--- start of GIVEN RECORDS ---

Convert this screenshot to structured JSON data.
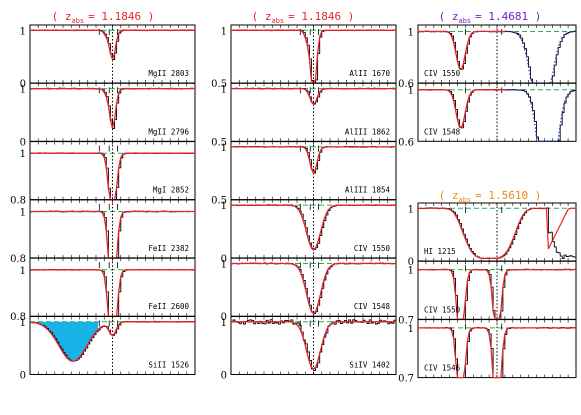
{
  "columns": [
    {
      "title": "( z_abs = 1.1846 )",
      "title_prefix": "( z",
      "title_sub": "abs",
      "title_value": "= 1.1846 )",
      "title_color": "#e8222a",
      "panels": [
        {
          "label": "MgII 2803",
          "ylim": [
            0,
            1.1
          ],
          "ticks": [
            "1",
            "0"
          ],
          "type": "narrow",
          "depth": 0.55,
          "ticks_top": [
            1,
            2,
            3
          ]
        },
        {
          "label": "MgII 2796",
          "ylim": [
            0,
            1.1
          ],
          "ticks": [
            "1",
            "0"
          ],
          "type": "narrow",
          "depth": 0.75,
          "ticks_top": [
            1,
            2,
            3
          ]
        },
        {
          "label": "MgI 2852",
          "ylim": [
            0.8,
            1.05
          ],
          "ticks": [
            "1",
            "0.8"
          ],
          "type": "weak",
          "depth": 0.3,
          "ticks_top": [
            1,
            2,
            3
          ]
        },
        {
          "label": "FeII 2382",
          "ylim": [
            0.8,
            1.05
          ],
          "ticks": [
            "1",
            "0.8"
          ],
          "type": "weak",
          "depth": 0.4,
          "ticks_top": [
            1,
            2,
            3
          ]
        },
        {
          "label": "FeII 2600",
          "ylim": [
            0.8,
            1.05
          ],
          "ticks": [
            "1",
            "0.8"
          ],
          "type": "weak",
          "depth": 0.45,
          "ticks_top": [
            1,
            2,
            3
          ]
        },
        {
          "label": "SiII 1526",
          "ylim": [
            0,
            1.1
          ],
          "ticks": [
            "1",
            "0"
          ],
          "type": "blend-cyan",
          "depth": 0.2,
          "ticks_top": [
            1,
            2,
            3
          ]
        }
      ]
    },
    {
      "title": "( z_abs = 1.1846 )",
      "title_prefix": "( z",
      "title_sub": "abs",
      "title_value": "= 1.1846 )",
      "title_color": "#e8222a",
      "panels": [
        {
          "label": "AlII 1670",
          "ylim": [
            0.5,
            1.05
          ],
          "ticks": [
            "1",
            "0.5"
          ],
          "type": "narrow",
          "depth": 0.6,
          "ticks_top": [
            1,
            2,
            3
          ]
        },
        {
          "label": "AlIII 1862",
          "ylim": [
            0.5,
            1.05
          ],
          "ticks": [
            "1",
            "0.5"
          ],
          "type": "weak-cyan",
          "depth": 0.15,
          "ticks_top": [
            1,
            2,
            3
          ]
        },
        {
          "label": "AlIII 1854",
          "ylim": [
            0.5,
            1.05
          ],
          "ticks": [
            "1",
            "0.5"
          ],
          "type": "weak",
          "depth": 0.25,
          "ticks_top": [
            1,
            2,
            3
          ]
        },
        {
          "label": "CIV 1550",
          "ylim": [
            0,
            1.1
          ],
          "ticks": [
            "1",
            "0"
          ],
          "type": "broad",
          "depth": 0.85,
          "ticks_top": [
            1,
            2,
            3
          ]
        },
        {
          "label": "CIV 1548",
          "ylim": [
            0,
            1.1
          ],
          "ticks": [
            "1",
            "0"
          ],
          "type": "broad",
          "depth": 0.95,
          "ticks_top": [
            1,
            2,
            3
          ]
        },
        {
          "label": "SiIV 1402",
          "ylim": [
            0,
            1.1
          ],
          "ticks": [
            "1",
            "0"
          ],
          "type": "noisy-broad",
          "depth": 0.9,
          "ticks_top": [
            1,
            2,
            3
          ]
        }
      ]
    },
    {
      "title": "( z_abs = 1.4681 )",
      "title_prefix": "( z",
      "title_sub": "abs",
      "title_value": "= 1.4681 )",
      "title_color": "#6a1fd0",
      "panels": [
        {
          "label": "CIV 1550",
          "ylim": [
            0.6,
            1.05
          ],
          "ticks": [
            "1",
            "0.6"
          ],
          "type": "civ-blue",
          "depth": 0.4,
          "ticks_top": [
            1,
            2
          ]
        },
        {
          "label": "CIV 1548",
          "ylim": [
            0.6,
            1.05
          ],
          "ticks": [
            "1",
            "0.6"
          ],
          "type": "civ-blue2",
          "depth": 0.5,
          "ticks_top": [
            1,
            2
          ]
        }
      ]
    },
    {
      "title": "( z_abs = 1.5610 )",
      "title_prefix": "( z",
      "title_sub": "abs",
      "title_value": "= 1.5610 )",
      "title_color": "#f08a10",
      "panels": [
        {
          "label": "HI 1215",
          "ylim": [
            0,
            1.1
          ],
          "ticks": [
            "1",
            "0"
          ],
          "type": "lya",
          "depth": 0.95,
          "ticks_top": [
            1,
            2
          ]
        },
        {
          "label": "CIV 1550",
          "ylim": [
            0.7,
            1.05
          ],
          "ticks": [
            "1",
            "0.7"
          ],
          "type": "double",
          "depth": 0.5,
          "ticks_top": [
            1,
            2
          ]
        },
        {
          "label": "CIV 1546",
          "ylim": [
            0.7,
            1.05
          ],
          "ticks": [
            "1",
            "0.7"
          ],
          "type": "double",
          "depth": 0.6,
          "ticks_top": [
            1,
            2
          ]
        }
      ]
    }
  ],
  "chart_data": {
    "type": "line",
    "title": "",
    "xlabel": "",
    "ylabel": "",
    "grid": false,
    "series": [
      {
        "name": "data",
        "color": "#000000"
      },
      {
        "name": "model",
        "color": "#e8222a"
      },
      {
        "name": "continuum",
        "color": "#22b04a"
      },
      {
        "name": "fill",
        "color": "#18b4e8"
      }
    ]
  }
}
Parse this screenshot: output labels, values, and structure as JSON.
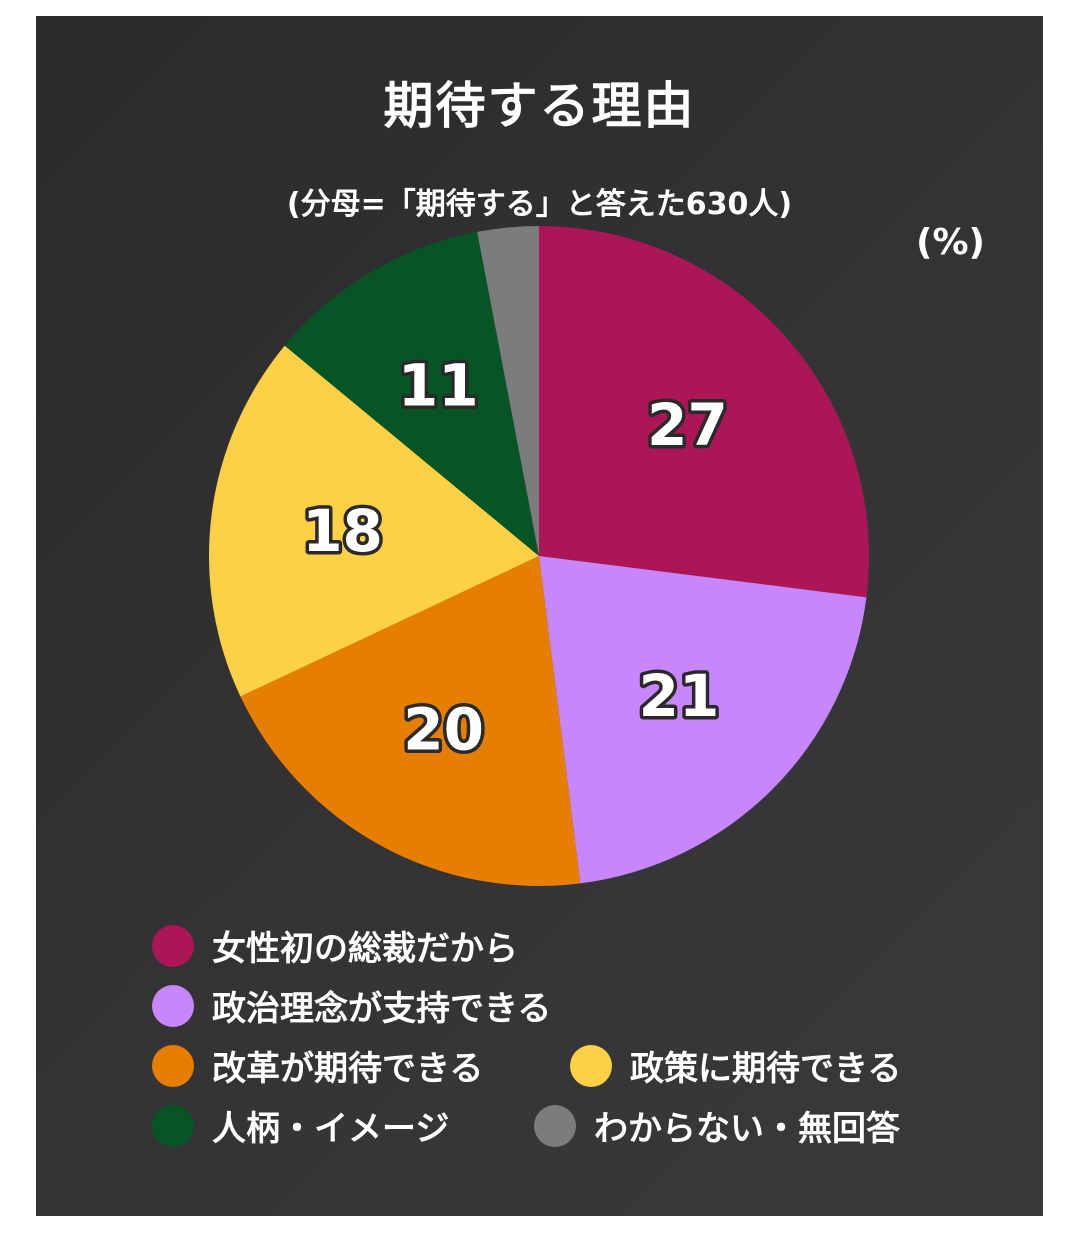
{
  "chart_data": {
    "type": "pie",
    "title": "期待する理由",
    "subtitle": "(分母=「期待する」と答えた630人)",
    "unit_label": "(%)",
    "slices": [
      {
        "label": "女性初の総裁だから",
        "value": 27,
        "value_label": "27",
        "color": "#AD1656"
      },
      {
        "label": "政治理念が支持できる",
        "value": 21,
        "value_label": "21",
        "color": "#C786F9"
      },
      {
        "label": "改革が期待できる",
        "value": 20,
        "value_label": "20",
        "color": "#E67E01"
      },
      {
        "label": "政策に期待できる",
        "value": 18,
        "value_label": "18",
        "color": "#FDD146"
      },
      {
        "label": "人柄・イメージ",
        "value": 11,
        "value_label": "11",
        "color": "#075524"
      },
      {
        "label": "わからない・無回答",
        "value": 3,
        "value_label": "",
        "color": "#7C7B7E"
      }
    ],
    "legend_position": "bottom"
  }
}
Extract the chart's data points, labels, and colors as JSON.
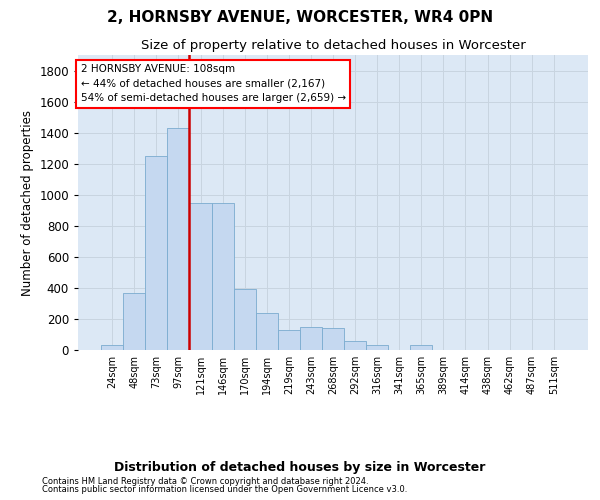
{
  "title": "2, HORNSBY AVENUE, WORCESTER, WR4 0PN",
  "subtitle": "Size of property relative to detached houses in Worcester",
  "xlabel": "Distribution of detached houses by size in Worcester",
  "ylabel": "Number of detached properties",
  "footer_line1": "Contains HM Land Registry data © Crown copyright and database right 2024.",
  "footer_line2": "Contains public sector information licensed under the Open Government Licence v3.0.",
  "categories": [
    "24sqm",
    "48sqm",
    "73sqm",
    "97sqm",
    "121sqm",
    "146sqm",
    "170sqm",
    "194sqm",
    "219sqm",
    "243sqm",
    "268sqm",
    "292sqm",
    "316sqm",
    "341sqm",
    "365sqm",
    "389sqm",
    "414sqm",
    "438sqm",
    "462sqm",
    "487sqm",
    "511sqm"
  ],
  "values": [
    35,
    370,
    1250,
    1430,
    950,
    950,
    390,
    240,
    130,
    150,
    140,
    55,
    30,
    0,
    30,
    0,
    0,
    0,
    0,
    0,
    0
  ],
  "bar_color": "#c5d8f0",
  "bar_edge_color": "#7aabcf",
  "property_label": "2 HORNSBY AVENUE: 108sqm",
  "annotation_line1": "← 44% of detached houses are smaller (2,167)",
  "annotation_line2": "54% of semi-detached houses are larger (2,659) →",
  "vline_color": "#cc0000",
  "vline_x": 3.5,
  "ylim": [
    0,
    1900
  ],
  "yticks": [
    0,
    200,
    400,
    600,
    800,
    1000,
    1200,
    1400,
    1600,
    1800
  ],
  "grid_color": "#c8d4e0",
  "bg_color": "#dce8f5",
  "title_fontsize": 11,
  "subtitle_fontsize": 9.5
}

--- end of GIVEN RECORDS ---

Show every line that contains the word "this".

§ **WRITTEN RESPONSE**
Convert this screenshot to structured JSON data.
Parse this screenshot: output labels, values, and structure as JSON.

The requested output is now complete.